Give the data a second time, exactly and in full.

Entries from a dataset
--

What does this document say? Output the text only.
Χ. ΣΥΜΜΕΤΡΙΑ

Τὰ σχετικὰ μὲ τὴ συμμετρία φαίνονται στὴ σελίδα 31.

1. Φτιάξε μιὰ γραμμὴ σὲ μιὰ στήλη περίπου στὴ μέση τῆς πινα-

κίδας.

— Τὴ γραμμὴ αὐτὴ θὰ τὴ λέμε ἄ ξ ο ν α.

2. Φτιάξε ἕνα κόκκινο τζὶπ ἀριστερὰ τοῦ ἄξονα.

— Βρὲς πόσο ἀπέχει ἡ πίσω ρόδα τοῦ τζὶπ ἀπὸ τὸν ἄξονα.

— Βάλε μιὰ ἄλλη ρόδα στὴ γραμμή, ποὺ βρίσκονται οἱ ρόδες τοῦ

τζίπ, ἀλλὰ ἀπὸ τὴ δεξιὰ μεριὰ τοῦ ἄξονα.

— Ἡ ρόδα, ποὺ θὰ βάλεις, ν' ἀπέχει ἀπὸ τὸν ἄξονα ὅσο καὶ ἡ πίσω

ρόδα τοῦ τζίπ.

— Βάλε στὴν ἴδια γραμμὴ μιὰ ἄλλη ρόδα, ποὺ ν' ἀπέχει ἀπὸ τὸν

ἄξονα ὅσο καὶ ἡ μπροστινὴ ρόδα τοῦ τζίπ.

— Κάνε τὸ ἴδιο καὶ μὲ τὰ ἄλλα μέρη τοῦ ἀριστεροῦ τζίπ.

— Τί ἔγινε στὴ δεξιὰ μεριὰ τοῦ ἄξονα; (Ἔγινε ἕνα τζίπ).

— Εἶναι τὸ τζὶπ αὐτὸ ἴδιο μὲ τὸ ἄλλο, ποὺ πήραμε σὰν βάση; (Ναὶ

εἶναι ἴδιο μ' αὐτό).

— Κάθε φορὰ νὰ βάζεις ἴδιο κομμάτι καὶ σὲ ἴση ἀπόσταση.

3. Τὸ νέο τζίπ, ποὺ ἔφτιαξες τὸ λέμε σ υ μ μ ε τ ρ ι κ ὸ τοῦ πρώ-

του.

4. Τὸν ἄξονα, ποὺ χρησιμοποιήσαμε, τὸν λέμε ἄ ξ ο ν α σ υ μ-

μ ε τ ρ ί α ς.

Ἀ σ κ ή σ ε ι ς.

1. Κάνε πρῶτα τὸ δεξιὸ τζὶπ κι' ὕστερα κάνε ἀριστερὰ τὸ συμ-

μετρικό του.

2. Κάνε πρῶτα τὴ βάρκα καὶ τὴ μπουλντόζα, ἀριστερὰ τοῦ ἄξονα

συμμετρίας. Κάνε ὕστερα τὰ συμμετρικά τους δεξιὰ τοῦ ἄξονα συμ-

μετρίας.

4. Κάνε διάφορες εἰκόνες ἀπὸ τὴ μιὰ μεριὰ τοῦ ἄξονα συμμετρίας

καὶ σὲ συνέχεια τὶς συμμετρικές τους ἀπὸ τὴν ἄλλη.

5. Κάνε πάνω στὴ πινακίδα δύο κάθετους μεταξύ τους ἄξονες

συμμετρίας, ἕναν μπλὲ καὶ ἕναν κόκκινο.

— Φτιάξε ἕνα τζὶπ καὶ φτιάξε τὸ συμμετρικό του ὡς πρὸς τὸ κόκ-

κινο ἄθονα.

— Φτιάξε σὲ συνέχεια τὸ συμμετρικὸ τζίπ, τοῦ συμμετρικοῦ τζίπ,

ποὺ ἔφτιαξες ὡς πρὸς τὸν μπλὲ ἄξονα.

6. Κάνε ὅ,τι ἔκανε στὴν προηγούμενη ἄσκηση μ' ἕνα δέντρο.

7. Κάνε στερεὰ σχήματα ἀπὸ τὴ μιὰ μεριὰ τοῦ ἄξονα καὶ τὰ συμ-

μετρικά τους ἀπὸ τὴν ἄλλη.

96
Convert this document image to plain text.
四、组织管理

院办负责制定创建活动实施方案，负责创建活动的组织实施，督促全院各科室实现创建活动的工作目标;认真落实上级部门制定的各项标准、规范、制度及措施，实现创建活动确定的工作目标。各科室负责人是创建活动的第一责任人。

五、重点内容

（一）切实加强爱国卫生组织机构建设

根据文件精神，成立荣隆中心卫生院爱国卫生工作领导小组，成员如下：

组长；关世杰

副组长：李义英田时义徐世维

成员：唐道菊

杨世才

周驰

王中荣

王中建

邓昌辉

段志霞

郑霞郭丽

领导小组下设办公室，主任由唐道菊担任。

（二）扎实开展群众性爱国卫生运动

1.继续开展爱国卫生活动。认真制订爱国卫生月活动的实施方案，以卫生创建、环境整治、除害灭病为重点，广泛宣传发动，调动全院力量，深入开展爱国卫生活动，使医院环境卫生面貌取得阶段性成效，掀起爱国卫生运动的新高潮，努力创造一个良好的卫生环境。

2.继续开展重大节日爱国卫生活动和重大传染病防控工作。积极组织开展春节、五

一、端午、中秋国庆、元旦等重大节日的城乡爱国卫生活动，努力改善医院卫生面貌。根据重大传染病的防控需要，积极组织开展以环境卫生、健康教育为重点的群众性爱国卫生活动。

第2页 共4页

--

**COMPLETE ANSWER:**
What does this document say? Output the text only.
Χ. ΣΥΜΜΕΤΡΙΑ

Τὰ σχετικὰ μὲ τὴ συμμετρία φαίνονται στὴ σελίδα 31.

1. Φτιάξε μιὰ γραμμὴ σὲ μιὰ στήλη περίπου στὴ μέση τῆς πινα-

κίδας.

— Τὴ γραμμὴ αὐτὴ θὰ τὴ λέμε ἄ ξ ο ν α.

2. Φτιάξε ἕνα κόκκινο τζὶπ ἀριστερὰ τοῦ ἄξονα.

— Βρὲς πόσο ἀπέχει ἡ πίσω ρόδα τοῦ τζὶπ ἀπὸ τὸν ἄξονα.

— Βάλε μιὰ ἄλλη ρόδα στὴ γραμμή, ποὺ βρίσκονται οἱ ρόδες τοῦ

τζίπ, ἀλλὰ ἀπὸ τὴ δεξιὰ μεριὰ τοῦ ἄξονα.

— Ἡ ρόδα, ποὺ θὰ βάλεις, ν' ἀπέχει ἀπὸ τὸν ἄξονα ὅσο καὶ ἡ πίσω

ρόδα τοῦ τζίπ.

— Βάλε στὴν ἴδια γραμμὴ μιὰ ἄλλη ρόδα, ποὺ ν' ἀπέχει ἀπὸ τὸν

ἄξονα ὅσο καὶ ἡ μπροστινὴ ρόδα τοῦ τζίπ.

— Κάνε τὸ ἴδιο καὶ μὲ τὰ ἄλλα μέρη τοῦ ἀριστεροῦ τζίπ.

— Τί ἔγινε στὴ δεξιὰ μεριὰ τοῦ ἄξονα; (Ἔγινε ἕνα τζίπ).

— Εἶναι τὸ τζὶπ αὐτὸ ἴδιο μὲ τὸ ἄλλο, ποὺ πήραμε σὰν βάση; (Ναὶ

εἶναι ἴδιο μ' αὐτό).

— Κάθε φορὰ νὰ βάζεις ἴδιο κομμάτι καὶ σὲ ἴση ἀπόσταση.

3. Τὸ νέο τζίπ, ποὺ ἔφτιαξες τὸ λέμε σ υ μ μ ε τ ρ ι κ ὸ τοῦ πρώ-

του.

4. Τὸν ἄξονα, ποὺ χρησιμοποιήσαμε, τὸν λέμε ἄ ξ ο ν α σ υ μ-

μ ε τ ρ ί α ς.

Ἀ σ κ ή σ ε ι ς.

1. Κάνε πρῶτα τὸ δεξιὸ τζὶπ κι' ὕστερα κάνε ἀριστερὰ τὸ συμ-

μετρικό του.

2. Κάνε πρῶτα τὴ βάρκα καὶ τὴ μπουλντόζα, ἀριστερὰ τοῦ ἄξονα

συμμετρίας. Κάνε ὕστερα τὰ συμμετρικά τους δεξιὰ τοῦ ἄξονα συμ-

μετρίας.

4. Κάνε διάφορες εἰκόνες ἀπὸ τὴ μιὰ μεριὰ τοῦ ἄξονα συμμετρίας

καὶ σὲ συνέχεια τὶς συμμετρικές τους ἀπὸ τὴν ἄλλη.

5. Κάνε πάνω στὴ πινακίδα δύο κάθετους μεταξύ τους ἄξονες

συμμετρίας, ἕναν μπλὲ καὶ ἕναν κόκκινο.

— Φτιάξε ἕνα τζὶπ καὶ φτιάξε τὸ συμμετρικό του ὡς πρὸς τὸ κόκ-

κινο ἄθονα.

— Φτιάξε σὲ συνέχεια τὸ συμμετρικὸ τζίπ, τοῦ συμμετρικοῦ τζίπ,

ποὺ ἔφτιαξες ὡς πρὸς τὸν μπλὲ ἄξονα.

6. Κάνε ὅ,τι ἔκανε στὴν προηγούμενη ἄσκηση μ' ἕνα δέντρο.

7. Κάνε στερεὰ σχήματα ἀπὸ τὴ μιὰ μεριὰ τοῦ ἄξονα καὶ τὰ συμ-

μετρικά τους ἀπὸ τὴν ἄλλη.

96
Convert this document image to plain text.
四、组织管理

院办负责制定创建活动实施方案，负责创建活动的组织实施，督促全院各科室实现创建活动的工作目标;认真落实上级部门制定的各项标准、规范、制度及措施，实现创建活动确定的工作目标。各科室负责人是创建活动的第一责任人。

五、重点内容

（一）切实加强爱国卫生组织机构建设

根据文件精神，成立荣隆中心卫生院爱国卫生工作领导小组，成员如下：

组长；关世杰

副组长：李义英田时义徐世维

成员：唐道菊

杨世才

周驰

王中荣

王中建

邓昌辉

段志霞

郑霞郭丽

领导小组下设办公室，主任由唐道菊担任。

（二）扎实开展群众性爱国卫生运动

1.继续开展爱国卫生活动。认真制订爱国卫生月活动的实施方案，以卫生创建、环境整治、除害灭病为重点，广泛宣传发动，调动全院力量，深入开展爱国卫生活动，使医院环境卫生面貌取得阶段性成效，掀起爱国卫生运动的新高潮，努力创造一个良好的卫生环境。

2.继续开展重大节日爱国卫生活动和重大传染病防控工作。积极组织开展春节、五

一、端午、中秋国庆、元旦等重大节日的城乡爱国卫生活动，努力改善医院卫生面貌。根据重大传染病的防控需要，积极组织开展以环境卫生、健康教育为重点的群众性爱国卫生活动。

第2页 共4页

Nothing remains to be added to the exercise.